__TASK BRIEF__: Return every line below in which "color" appears.

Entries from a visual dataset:
════════

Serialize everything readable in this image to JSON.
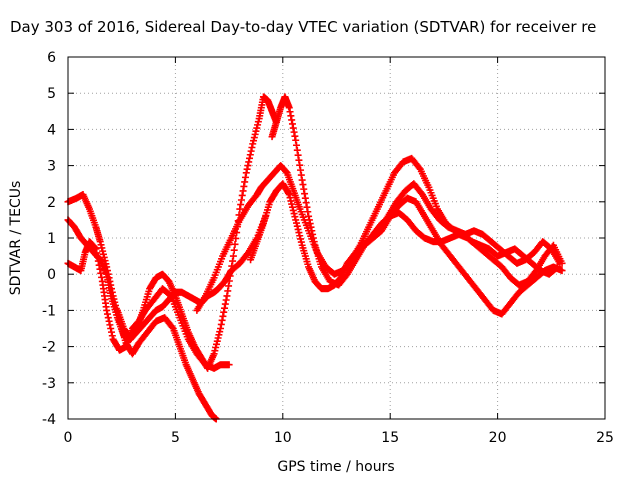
{
  "chart_data": {
    "type": "scatter",
    "title": "Day 303 of 2016, Sidereal Day-to-day VTEC variation (SDTVAR) for receiver re",
    "xlabel": "GPS time / hours",
    "ylabel": "SDTVAR / TECUs",
    "xlim": [
      0,
      25
    ],
    "ylim": [
      -4,
      6
    ],
    "xticks": [
      "0",
      "5",
      "10",
      "15",
      "20",
      "25"
    ],
    "yticks": [
      "-4",
      "-3",
      "-2",
      "-1",
      "0",
      "1",
      "2",
      "3",
      "4",
      "5",
      "6"
    ],
    "grid": true,
    "marker": "plus",
    "color": "#ff0000",
    "series": [
      {
        "x": [
          0.0,
          0.3,
          0.6,
          0.8,
          1.0,
          1.3,
          1.6,
          1.8,
          2.1,
          2.4,
          2.7,
          3.0,
          3.3,
          3.6,
          4.0,
          4.4,
          4.8,
          5.2,
          5.6,
          6.0,
          6.4,
          6.8,
          7.1,
          7.5
        ],
        "y": [
          0.3,
          0.2,
          0.1,
          0.6,
          0.9,
          0.7,
          -0.2,
          -1.0,
          -1.8,
          -2.1,
          -2.0,
          -1.5,
          -1.3,
          -1.0,
          -0.7,
          -0.4,
          -0.6,
          -1.2,
          -1.8,
          -2.2,
          -2.5,
          -2.6,
          -2.5,
          -2.5
        ]
      },
      {
        "x": [
          0.0,
          0.4,
          0.7,
          1.0,
          1.3,
          1.5,
          1.8,
          2.1,
          2.4,
          2.7,
          3.0,
          3.3,
          3.7,
          4.1,
          4.5,
          4.9,
          5.2,
          5.5,
          5.8,
          6.1,
          6.4,
          6.7,
          6.9
        ],
        "y": [
          2.0,
          2.1,
          2.2,
          1.8,
          1.3,
          0.9,
          0.2,
          -0.6,
          -1.3,
          -1.9,
          -2.2,
          -1.9,
          -1.6,
          -1.3,
          -1.2,
          -1.5,
          -2.0,
          -2.5,
          -2.9,
          -3.3,
          -3.6,
          -3.9,
          -4.0
        ]
      },
      {
        "x": [
          0.0,
          0.3,
          0.6,
          0.9,
          1.2,
          1.5,
          1.8,
          2.0,
          2.3,
          2.6,
          2.9,
          3.2,
          3.5,
          3.8,
          4.1,
          4.4,
          4.7,
          5.0,
          5.3,
          5.6,
          5.9,
          6.2,
          6.5,
          6.8,
          7.0,
          7.3,
          7.6,
          8.0,
          8.4,
          8.8,
          9.2
        ],
        "y": [
          1.5,
          1.3,
          1.0,
          0.8,
          0.6,
          0.4,
          0.0,
          -0.6,
          -1.2,
          -1.7,
          -1.8,
          -1.6,
          -1.4,
          -1.2,
          -1.0,
          -0.9,
          -0.7,
          -0.5,
          -0.5,
          -0.6,
          -0.7,
          -0.8,
          -0.6,
          -0.5,
          -0.4,
          -0.2,
          0.1,
          0.3,
          0.6,
          1.0,
          1.6
        ]
      },
      {
        "x": [
          2.3,
          2.6,
          2.9,
          3.2,
          3.5,
          3.8,
          4.1,
          4.4,
          4.7,
          5.0,
          5.3,
          5.6,
          5.9,
          6.2,
          6.5,
          6.8,
          7.1,
          7.4,
          7.7,
          8.0,
          8.3,
          8.6,
          8.9,
          9.1,
          9.3,
          9.5,
          9.7
        ],
        "y": [
          -1.0,
          -1.5,
          -1.8,
          -1.5,
          -1.0,
          -0.4,
          -0.1,
          0.0,
          -0.2,
          -0.6,
          -1.1,
          -1.6,
          -2.0,
          -2.3,
          -2.6,
          -2.2,
          -1.5,
          -0.6,
          0.5,
          1.8,
          2.8,
          3.6,
          4.3,
          4.9,
          4.8,
          4.5,
          4.2
        ]
      },
      {
        "x": [
          6.0,
          6.4,
          6.8,
          7.2,
          7.6,
          8.0,
          8.4,
          8.8,
          9.0,
          9.3,
          9.6,
          9.9,
          10.2,
          10.5,
          10.8,
          11.2,
          11.6,
          12.0,
          12.4,
          12.8,
          13.2,
          13.6,
          14.0,
          14.4,
          14.8,
          15.2,
          15.6,
          16.0,
          16.4,
          16.8,
          17.2,
          17.6,
          18.0,
          18.4,
          18.8,
          19.2,
          19.6,
          20.0,
          20.4,
          20.8,
          21.2,
          21.6,
          22.0,
          22.4,
          22.8
        ],
        "y": [
          -1.0,
          -0.6,
          -0.1,
          0.5,
          1.0,
          1.5,
          1.9,
          2.2,
          2.4,
          2.6,
          2.8,
          3.0,
          2.8,
          2.3,
          1.8,
          1.2,
          0.6,
          0.2,
          0.0,
          0.1,
          0.4,
          0.8,
          1.3,
          1.8,
          2.3,
          2.8,
          3.1,
          3.2,
          2.9,
          2.4,
          1.8,
          1.4,
          1.2,
          1.1,
          0.9,
          0.8,
          0.7,
          0.5,
          0.6,
          0.7,
          0.5,
          0.3,
          0.1,
          0.0,
          0.2
        ]
      },
      {
        "x": [
          8.5,
          8.8,
          9.1,
          9.4,
          9.7,
          10.0,
          10.3,
          10.6,
          10.9,
          11.2,
          11.5,
          11.8,
          12.1,
          12.4,
          12.7,
          13.0,
          13.4,
          13.8,
          14.2,
          14.6,
          15.0,
          15.4,
          15.8,
          16.2,
          16.6,
          17.0,
          17.4,
          17.8,
          18.2,
          18.6,
          19.0,
          19.4,
          19.8,
          20.2,
          20.6,
          21.0,
          21.4,
          21.8,
          22.2,
          22.6,
          23.0
        ],
        "y": [
          0.4,
          0.9,
          1.4,
          2.0,
          2.3,
          2.5,
          2.2,
          1.5,
          0.8,
          0.2,
          -0.2,
          -0.4,
          -0.4,
          -0.3,
          -0.1,
          0.3,
          0.6,
          0.8,
          1.0,
          1.2,
          1.6,
          1.9,
          2.1,
          2.0,
          1.6,
          1.2,
          0.8,
          0.5,
          0.2,
          -0.1,
          -0.4,
          -0.7,
          -1.0,
          -1.1,
          -0.8,
          -0.5,
          -0.3,
          -0.1,
          0.1,
          0.2,
          0.1
        ]
      },
      {
        "x": [
          9.5,
          9.7,
          9.9,
          10.1,
          10.3,
          10.6,
          10.9,
          11.2,
          11.5,
          11.8,
          12.2,
          12.6,
          13.0,
          13.4,
          13.8,
          14.2,
          14.6,
          15.0,
          15.4,
          15.8,
          16.2,
          16.6,
          17.0,
          17.4,
          17.8,
          18.2,
          18.6,
          19.0,
          19.4,
          19.8,
          20.2,
          20.6,
          21.0,
          21.4,
          21.8,
          22.2,
          22.6,
          23.0
        ],
        "y": [
          3.8,
          4.2,
          4.6,
          4.9,
          4.6,
          3.7,
          2.6,
          1.6,
          0.8,
          0.2,
          -0.2,
          -0.3,
          0.0,
          0.4,
          0.8,
          1.1,
          1.4,
          1.6,
          1.7,
          1.5,
          1.2,
          1.0,
          0.9,
          0.9,
          1.0,
          1.1,
          1.0,
          0.8,
          0.6,
          0.4,
          0.2,
          -0.1,
          -0.3,
          -0.2,
          0.1,
          0.5,
          0.8,
          0.3
        ]
      },
      {
        "x": [
          14.5,
          14.9,
          15.3,
          15.7,
          16.1,
          16.5,
          16.9,
          17.3,
          17.7,
          18.1,
          18.5,
          18.9,
          19.3,
          19.7,
          20.1,
          20.5,
          20.9,
          21.3,
          21.7,
          22.1,
          22.5,
          22.9
        ],
        "y": [
          1.2,
          1.6,
          2.0,
          2.3,
          2.5,
          2.2,
          1.8,
          1.5,
          1.3,
          1.2,
          1.1,
          1.2,
          1.1,
          0.9,
          0.7,
          0.5,
          0.3,
          0.4,
          0.6,
          0.9,
          0.7,
          0.3
        ]
      }
    ]
  }
}
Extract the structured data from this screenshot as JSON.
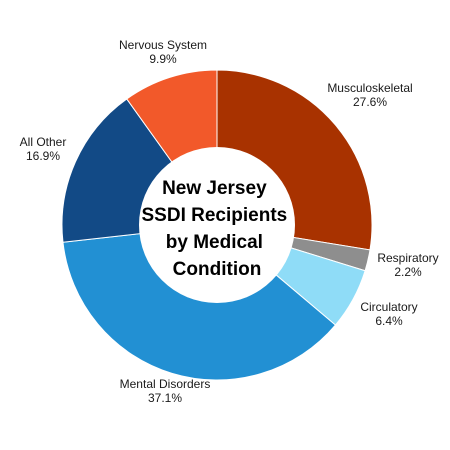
{
  "chart_data": {
    "type": "pie",
    "variant": "donut",
    "title_lines": [
      "New Jersey",
      "SSDI Recipients",
      "by Medical",
      "Condition"
    ],
    "slices": [
      {
        "label": "Musculoskeletal",
        "value": 27.6,
        "value_label": "27.6%",
        "color": "#a83200"
      },
      {
        "label": "Respiratory",
        "value": 2.2,
        "value_label": "2.2%",
        "color": "#8e8e8e"
      },
      {
        "label": "Circulatory",
        "value": 6.4,
        "value_label": "6.4%",
        "color": "#8fdcf7"
      },
      {
        "label": "Mental Disorders",
        "value": 37.1,
        "value_label": "37.1%",
        "color": "#2290d3"
      },
      {
        "label": "All Other",
        "value": 16.9,
        "value_label": "16.9%",
        "color": "#124a86"
      },
      {
        "label": "Nervous System",
        "value": 9.9,
        "value_label": "9.9%",
        "color": "#f2592a"
      }
    ]
  }
}
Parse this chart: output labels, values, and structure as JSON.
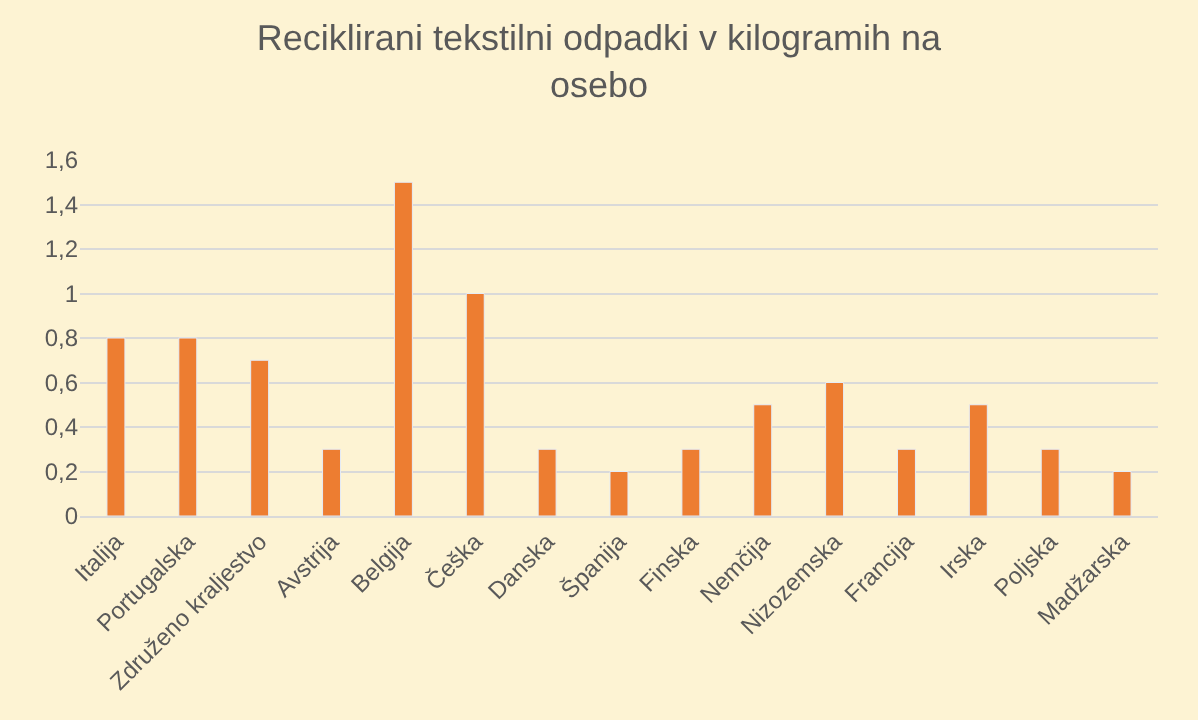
{
  "chart_data": {
    "type": "bar",
    "title": "Reciklirani tekstilni odpadki v kilogramih na osebo",
    "categories": [
      "Italija",
      "Portugalska",
      "Združeno kraljestvo",
      "Avstrija",
      "Belgija",
      "Češka",
      "Danska",
      "Španija",
      "Finska",
      "Nemčija",
      "Nizozemska",
      "Francija",
      "Irska",
      "Poljska",
      "Madžarska"
    ],
    "values": [
      0.8,
      0.8,
      0.7,
      0.3,
      1.5,
      1.0,
      0.3,
      0.2,
      0.3,
      0.5,
      0.6,
      0.3,
      0.5,
      0.3,
      0.2
    ],
    "color": "#ed7d31",
    "ylim": [
      0,
      1.6
    ],
    "yticks": [
      {
        "value": 0,
        "label": "0"
      },
      {
        "value": 0.2,
        "label": "0,2"
      },
      {
        "value": 0.4,
        "label": "0,4"
      },
      {
        "value": 0.6,
        "label": "0,6"
      },
      {
        "value": 0.8,
        "label": "0,8"
      },
      {
        "value": 1,
        "label": "1"
      },
      {
        "value": 1.2,
        "label": "1,2"
      },
      {
        "value": 1.4,
        "label": "1,4"
      },
      {
        "value": 1.6,
        "label": "1,6"
      }
    ],
    "grid": "y",
    "legend": false
  }
}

════════

__CORRECT ANSWER__:
    "color": "#ff0000",
        "color": "#a83200"
        "color": "#8e8e8e"
        "color": "#8fdcf7"
        "color": "#2290d3"
        "color": "#124a86"
        "color": "#f2592a"
    "color": "#ed7d31",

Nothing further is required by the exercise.